_SHORT EXERCISE_
Search the listing below for the word "title" and copy each line that holds it.

_SOURCE DATA_
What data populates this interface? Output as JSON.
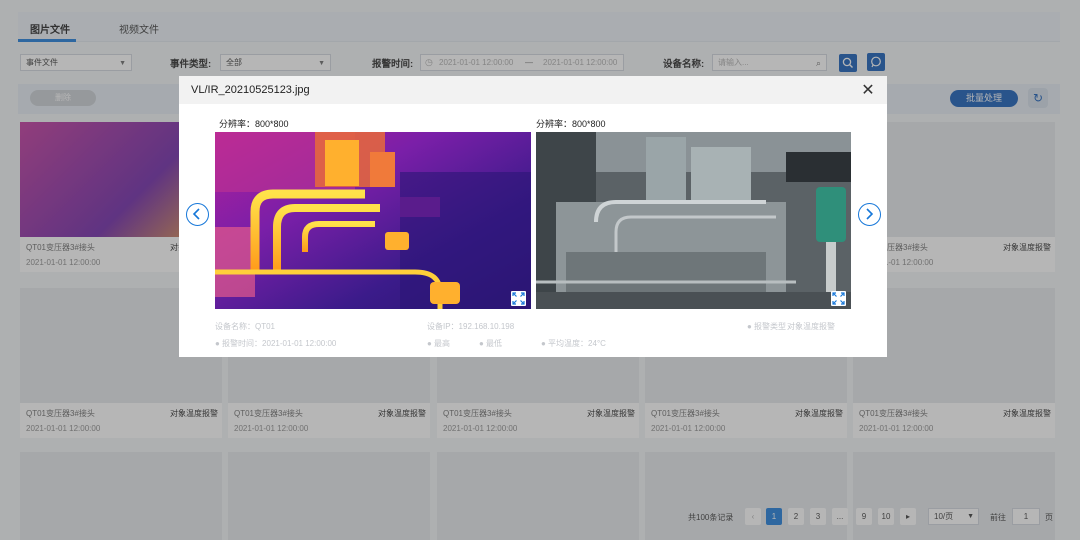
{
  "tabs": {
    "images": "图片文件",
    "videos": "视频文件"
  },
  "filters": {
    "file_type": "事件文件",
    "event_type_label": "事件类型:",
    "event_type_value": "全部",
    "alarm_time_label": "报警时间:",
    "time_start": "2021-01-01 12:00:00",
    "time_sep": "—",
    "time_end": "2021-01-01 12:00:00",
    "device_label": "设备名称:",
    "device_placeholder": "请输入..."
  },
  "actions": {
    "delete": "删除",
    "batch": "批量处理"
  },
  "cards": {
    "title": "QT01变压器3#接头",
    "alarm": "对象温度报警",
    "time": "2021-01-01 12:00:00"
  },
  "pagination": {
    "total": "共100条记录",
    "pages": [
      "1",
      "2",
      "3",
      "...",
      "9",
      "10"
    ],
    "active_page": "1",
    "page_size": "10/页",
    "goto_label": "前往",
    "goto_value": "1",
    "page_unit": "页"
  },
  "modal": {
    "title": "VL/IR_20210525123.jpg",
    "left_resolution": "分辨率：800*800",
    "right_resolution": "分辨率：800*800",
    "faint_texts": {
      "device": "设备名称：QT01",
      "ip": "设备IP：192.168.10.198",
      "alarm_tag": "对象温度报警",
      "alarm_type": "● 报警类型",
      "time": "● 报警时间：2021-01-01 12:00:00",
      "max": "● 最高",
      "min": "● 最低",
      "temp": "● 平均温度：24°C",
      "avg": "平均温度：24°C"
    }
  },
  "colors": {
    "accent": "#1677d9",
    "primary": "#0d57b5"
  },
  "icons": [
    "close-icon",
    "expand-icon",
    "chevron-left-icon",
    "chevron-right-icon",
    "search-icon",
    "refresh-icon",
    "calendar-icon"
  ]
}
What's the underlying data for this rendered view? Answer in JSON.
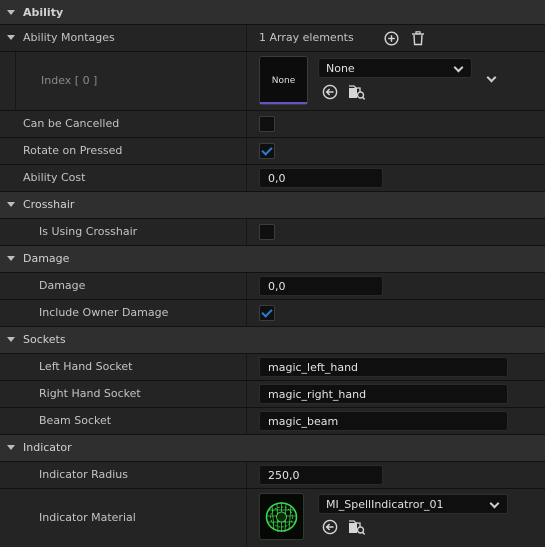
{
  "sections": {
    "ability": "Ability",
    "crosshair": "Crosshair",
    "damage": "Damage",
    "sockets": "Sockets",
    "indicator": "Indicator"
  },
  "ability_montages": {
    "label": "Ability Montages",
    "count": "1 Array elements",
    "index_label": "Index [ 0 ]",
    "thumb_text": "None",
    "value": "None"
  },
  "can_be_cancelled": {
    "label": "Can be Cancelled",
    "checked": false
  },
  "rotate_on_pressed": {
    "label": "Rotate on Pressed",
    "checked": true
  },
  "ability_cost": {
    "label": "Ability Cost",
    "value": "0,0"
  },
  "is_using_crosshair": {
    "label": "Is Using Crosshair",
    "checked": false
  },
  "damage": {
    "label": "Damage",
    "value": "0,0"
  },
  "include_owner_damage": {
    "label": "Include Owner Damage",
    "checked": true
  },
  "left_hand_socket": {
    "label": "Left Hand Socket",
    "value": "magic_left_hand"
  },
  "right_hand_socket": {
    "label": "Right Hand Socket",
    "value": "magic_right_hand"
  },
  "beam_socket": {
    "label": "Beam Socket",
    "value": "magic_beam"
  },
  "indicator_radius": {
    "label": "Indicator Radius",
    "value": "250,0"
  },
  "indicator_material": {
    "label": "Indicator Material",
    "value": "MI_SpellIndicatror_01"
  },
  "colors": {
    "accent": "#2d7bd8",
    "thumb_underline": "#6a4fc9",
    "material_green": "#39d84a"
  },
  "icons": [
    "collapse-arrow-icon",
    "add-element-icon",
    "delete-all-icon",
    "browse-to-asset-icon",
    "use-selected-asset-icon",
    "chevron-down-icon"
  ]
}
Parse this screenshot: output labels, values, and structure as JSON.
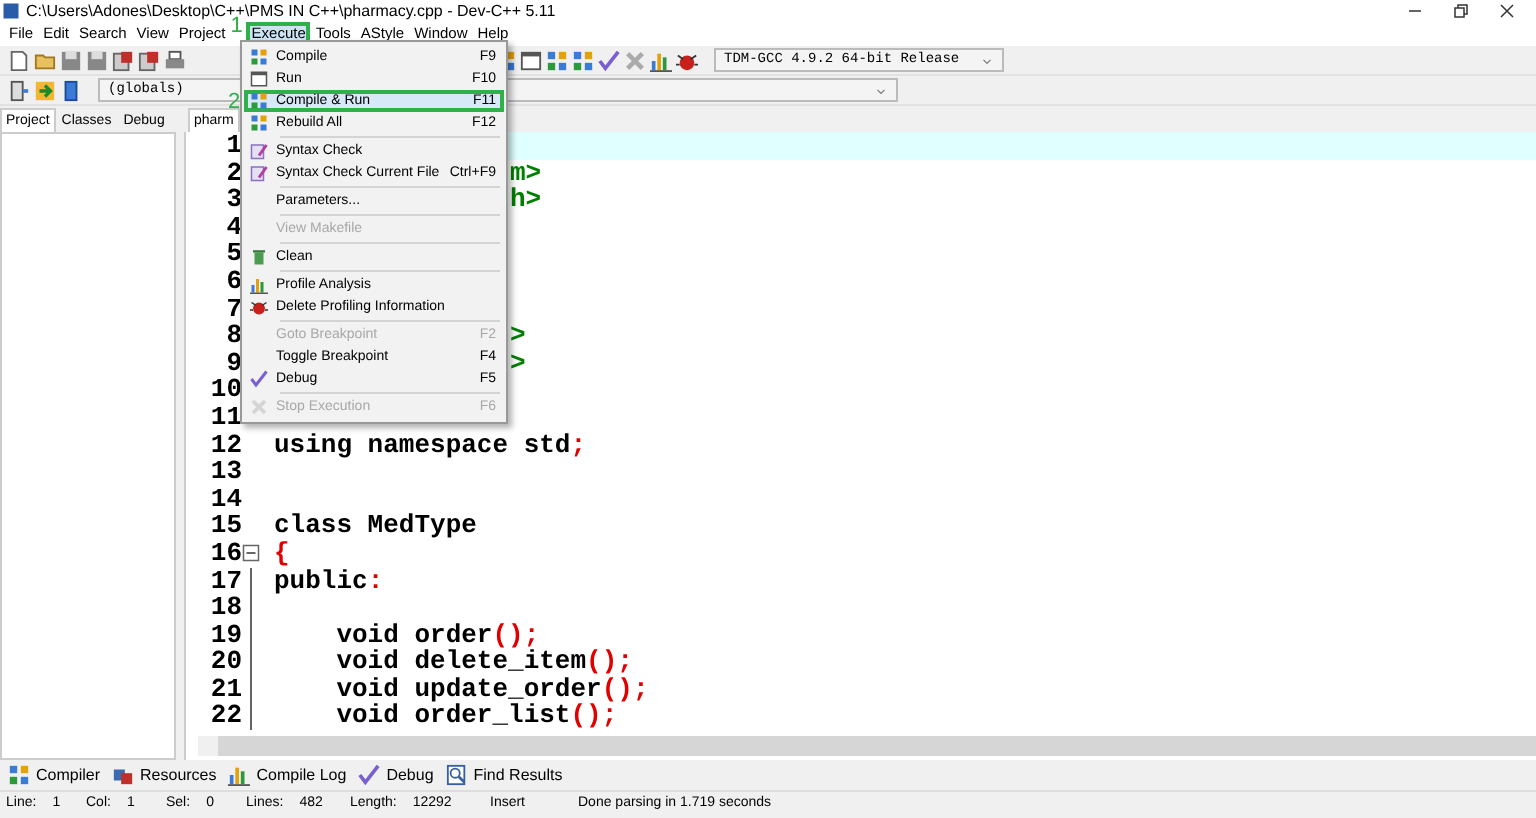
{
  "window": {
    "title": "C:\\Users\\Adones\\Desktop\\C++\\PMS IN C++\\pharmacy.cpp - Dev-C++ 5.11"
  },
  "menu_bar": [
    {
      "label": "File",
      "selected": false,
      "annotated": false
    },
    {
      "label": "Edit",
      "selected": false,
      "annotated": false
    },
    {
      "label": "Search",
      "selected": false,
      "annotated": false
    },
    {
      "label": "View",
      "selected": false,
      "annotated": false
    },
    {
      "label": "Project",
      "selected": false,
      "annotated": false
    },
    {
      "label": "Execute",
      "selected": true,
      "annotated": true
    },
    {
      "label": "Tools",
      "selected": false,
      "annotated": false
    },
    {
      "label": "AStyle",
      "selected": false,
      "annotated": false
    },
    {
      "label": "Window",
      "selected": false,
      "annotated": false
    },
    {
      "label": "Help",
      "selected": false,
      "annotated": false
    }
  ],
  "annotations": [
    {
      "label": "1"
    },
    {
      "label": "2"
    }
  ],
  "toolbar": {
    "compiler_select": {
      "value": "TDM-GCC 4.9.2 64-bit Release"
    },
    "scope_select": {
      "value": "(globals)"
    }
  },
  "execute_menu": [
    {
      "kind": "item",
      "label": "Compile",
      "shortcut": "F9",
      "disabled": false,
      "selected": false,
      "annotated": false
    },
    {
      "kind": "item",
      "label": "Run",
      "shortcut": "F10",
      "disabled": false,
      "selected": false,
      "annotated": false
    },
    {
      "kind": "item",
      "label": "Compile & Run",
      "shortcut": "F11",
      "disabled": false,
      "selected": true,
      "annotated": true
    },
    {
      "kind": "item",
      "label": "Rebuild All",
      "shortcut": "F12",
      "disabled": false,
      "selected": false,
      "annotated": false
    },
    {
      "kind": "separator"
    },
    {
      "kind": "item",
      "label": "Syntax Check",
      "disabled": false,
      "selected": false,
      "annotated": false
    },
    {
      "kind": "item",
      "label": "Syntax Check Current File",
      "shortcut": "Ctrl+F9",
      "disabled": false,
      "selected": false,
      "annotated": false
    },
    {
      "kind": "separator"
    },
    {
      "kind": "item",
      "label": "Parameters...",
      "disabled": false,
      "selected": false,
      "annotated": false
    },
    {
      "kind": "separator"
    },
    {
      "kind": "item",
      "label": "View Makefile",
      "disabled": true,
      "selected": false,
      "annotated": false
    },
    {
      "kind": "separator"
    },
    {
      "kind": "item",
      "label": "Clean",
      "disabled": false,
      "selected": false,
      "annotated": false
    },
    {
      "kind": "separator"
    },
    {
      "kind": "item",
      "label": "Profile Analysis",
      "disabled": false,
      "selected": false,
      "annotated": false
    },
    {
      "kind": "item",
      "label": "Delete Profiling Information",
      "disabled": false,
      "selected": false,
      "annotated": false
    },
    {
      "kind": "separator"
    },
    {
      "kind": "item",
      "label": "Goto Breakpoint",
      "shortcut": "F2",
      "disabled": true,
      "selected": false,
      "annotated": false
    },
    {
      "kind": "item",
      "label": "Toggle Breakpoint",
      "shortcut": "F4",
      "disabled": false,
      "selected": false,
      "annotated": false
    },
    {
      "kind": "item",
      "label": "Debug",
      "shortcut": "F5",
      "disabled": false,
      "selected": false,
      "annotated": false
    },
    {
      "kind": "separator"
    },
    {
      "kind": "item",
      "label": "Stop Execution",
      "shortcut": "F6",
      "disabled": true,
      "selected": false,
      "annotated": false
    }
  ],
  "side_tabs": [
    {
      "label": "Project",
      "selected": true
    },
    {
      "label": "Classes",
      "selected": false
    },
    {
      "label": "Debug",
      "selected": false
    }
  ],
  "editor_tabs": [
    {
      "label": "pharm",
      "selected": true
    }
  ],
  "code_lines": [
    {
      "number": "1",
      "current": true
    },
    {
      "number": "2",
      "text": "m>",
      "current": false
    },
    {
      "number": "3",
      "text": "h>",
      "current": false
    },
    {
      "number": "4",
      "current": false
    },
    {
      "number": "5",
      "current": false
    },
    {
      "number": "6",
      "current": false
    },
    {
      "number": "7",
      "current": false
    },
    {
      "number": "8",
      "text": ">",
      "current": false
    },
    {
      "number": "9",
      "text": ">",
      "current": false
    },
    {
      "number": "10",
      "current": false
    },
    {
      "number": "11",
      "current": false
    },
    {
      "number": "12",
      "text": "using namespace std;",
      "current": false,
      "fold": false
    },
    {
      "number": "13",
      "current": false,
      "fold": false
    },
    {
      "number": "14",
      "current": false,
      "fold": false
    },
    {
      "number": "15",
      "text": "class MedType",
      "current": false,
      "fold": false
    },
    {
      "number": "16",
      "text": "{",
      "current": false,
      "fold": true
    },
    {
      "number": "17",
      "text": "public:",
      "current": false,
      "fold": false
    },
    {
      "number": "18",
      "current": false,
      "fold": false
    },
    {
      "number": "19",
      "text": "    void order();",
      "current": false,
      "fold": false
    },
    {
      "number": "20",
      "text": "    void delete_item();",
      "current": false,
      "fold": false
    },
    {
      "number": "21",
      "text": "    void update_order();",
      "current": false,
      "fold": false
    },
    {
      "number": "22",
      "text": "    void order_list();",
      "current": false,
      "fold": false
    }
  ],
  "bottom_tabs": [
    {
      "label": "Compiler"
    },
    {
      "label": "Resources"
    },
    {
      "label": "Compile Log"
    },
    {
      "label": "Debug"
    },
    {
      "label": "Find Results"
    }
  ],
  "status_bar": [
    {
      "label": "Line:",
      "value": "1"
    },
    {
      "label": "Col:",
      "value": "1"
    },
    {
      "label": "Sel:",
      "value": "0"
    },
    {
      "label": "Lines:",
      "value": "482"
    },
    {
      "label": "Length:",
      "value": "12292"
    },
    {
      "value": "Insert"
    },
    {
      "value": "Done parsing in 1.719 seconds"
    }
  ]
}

==

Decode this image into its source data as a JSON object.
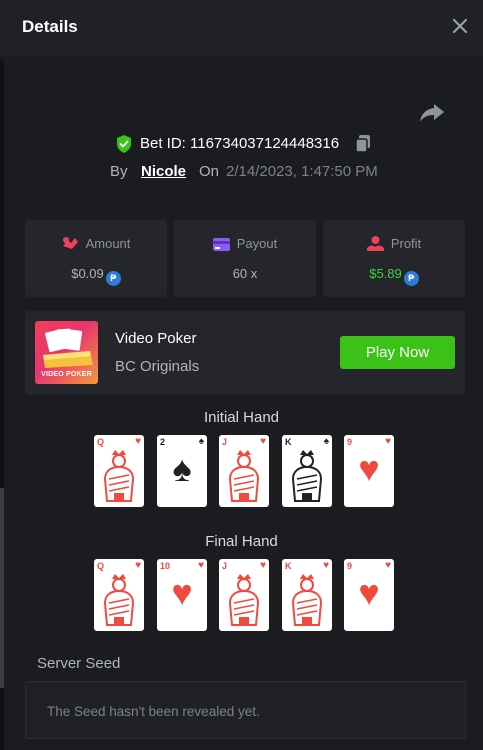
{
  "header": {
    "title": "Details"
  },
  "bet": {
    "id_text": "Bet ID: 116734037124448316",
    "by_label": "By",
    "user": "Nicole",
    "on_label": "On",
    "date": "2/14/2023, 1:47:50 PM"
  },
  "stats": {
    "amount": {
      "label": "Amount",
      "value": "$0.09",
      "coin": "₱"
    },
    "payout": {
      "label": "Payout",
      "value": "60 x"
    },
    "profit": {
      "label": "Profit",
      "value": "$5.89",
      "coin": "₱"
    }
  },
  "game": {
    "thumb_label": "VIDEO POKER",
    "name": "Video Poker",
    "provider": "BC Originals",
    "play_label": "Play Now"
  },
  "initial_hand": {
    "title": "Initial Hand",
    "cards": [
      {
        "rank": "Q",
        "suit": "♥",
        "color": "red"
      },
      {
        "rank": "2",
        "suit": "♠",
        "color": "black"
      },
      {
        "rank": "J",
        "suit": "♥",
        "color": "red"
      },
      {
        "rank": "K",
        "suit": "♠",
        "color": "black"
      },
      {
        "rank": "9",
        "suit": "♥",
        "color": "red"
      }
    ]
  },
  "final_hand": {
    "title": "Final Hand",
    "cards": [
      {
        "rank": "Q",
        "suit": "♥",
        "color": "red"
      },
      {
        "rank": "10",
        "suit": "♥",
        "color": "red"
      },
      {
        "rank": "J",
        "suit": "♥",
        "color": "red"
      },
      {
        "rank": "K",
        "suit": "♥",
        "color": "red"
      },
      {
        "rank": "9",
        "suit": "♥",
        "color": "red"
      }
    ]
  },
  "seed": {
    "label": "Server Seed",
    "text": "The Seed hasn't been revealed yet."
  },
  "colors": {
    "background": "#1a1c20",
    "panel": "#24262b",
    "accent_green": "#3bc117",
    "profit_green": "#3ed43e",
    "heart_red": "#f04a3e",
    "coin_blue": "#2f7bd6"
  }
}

_CORRECT RESULT_
    "title": "QT01变压器3#接头",
    "title": "VL/IR_20210525123.jpg",
    "title": "C:\\Users\\Adones\\Desktop\\C++\\PMS IN C++\\pharmacy.cpp - Dev-C++ 5.11"
    "title": "Details"
    "title": "Initial Hand",
    "title": "Final Hand",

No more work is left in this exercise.